◆ Written instruction
Copy out all lines where "structured" appears.

◆ Material for this exercise
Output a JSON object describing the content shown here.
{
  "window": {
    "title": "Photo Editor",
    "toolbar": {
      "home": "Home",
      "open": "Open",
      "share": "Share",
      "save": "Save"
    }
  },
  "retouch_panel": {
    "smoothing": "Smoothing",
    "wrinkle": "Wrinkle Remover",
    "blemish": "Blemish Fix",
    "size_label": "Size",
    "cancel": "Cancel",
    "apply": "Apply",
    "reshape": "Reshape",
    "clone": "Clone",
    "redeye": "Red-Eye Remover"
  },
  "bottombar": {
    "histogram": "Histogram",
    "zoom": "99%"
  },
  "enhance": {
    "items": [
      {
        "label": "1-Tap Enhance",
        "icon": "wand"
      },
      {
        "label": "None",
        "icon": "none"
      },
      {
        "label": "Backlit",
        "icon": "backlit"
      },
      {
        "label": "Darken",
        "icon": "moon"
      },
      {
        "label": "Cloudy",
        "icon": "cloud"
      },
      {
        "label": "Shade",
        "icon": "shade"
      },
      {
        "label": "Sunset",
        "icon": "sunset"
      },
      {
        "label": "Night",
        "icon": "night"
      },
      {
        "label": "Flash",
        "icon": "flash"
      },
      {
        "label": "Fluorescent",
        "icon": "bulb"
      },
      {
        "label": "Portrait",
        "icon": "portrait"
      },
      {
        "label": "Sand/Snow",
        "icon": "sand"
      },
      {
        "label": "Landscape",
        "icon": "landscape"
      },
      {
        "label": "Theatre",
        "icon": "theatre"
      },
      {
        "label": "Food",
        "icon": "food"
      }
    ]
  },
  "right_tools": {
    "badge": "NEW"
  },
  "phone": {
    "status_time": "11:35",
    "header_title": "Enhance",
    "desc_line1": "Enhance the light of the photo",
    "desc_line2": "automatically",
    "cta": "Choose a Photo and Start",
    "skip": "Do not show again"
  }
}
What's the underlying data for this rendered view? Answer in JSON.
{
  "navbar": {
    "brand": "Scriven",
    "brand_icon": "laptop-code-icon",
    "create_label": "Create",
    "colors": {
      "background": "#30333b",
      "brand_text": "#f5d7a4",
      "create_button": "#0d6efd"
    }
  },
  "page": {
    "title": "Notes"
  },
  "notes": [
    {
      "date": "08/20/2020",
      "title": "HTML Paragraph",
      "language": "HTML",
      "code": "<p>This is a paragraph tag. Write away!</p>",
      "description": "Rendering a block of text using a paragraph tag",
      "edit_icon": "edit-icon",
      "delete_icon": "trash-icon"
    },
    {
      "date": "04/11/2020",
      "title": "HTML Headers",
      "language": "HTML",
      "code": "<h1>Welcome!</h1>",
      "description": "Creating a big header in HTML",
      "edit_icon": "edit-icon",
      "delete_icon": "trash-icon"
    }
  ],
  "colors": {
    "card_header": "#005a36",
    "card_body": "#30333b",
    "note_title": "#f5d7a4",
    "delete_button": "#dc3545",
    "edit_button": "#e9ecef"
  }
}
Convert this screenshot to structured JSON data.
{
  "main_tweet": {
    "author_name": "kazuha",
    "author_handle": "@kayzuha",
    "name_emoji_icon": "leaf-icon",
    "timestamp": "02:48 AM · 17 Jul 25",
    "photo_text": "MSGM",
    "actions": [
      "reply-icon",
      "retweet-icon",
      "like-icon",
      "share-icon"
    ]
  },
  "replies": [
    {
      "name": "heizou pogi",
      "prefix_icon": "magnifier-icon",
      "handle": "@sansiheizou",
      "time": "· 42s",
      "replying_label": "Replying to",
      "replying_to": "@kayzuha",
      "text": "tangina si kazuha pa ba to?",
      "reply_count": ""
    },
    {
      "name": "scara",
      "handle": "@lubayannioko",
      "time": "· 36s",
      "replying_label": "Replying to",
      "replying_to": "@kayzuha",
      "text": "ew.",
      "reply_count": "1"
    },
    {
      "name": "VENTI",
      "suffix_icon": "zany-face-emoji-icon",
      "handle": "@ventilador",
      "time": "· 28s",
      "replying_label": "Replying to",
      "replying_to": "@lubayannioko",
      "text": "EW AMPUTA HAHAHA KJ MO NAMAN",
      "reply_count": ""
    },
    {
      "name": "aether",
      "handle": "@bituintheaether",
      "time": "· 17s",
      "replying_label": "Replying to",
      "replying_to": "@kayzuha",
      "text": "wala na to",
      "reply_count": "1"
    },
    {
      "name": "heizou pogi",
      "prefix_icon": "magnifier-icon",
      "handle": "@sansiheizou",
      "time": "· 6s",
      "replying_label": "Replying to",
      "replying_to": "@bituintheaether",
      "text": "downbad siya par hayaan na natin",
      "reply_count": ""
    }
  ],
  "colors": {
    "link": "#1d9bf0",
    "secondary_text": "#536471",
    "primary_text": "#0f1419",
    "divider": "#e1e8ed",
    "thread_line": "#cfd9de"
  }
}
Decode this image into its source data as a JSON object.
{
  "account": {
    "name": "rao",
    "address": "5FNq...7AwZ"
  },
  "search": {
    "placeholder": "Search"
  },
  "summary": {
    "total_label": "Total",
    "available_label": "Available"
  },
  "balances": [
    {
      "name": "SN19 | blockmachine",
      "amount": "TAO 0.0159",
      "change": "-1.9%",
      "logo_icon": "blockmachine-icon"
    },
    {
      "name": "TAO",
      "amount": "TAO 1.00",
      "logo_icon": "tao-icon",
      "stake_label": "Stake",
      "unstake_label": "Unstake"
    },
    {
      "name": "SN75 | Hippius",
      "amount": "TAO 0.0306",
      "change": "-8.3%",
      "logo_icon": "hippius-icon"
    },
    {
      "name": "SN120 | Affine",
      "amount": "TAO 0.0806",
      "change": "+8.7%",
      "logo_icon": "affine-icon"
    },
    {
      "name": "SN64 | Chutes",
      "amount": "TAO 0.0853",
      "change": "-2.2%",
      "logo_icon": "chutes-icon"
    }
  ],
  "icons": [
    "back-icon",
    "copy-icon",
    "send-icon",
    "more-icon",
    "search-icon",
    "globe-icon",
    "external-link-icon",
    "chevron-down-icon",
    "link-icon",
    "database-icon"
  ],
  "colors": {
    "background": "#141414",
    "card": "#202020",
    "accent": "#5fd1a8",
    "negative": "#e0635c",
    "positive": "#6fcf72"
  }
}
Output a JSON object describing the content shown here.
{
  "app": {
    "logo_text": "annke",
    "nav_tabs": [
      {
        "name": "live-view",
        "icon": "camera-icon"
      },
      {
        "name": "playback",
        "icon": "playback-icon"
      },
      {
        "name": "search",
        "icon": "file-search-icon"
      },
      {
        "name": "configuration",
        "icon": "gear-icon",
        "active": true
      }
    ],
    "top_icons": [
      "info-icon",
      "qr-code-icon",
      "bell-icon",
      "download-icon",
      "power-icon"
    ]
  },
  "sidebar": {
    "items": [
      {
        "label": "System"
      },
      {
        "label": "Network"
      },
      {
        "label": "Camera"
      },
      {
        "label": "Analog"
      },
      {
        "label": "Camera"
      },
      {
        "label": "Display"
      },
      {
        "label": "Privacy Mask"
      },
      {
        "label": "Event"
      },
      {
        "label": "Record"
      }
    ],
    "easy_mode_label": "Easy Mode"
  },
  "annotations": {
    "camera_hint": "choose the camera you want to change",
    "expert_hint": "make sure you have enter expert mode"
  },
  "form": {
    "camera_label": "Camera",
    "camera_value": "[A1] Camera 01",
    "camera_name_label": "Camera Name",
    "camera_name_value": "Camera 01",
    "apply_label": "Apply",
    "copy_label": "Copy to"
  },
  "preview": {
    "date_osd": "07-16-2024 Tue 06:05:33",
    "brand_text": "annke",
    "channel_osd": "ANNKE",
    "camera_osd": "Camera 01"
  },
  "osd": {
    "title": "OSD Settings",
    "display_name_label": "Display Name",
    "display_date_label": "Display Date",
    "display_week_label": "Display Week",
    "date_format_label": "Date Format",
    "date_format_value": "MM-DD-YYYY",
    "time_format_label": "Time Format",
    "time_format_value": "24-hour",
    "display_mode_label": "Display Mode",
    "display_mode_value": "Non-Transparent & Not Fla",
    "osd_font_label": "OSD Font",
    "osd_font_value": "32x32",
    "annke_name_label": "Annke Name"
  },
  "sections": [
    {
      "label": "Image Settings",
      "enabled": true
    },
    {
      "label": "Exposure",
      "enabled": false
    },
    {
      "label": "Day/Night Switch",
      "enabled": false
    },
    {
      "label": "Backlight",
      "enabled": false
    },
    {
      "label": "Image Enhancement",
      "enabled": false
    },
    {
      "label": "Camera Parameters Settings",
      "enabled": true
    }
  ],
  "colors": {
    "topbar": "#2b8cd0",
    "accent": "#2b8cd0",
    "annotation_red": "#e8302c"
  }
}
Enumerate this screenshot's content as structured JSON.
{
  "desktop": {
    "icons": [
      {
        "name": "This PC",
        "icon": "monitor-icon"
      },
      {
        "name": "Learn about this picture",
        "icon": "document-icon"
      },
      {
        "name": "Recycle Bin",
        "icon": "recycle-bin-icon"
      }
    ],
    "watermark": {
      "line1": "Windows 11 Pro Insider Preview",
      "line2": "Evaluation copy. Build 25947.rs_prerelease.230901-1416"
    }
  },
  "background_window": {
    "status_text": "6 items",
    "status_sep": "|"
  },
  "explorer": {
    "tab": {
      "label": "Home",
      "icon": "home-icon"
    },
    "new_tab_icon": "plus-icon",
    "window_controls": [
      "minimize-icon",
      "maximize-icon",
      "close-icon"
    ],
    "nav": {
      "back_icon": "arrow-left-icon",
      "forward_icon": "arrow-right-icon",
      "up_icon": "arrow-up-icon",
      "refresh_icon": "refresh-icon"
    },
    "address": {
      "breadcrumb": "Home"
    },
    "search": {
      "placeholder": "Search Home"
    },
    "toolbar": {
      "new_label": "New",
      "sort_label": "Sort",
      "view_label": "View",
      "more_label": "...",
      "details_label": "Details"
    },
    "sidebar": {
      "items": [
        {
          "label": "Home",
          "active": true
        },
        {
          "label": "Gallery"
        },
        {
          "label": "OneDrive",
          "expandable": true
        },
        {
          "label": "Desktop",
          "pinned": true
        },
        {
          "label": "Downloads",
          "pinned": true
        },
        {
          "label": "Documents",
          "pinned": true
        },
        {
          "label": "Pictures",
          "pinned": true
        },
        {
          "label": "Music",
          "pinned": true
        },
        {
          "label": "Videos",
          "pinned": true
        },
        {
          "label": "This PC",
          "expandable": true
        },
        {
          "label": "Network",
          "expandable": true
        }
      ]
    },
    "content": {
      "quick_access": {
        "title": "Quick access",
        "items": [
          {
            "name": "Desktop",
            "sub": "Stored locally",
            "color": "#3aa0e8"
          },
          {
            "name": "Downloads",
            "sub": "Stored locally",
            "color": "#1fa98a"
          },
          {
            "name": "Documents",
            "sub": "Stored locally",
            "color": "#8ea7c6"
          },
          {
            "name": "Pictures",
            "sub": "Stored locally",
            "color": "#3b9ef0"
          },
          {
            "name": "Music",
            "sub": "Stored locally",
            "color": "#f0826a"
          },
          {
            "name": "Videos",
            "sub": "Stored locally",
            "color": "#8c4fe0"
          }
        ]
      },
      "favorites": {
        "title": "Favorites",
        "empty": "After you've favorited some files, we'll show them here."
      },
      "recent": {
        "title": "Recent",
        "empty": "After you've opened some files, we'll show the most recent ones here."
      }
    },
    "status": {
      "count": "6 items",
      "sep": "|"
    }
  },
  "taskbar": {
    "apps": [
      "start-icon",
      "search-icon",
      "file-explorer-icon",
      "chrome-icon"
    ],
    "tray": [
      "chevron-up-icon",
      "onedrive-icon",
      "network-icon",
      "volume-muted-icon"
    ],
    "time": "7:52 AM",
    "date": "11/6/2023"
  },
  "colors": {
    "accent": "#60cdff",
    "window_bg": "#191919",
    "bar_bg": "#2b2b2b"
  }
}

◆ Solution to this problem
Convert this screenshot to structured JSON data.
Enumerate this screenshot's content as structured JSON.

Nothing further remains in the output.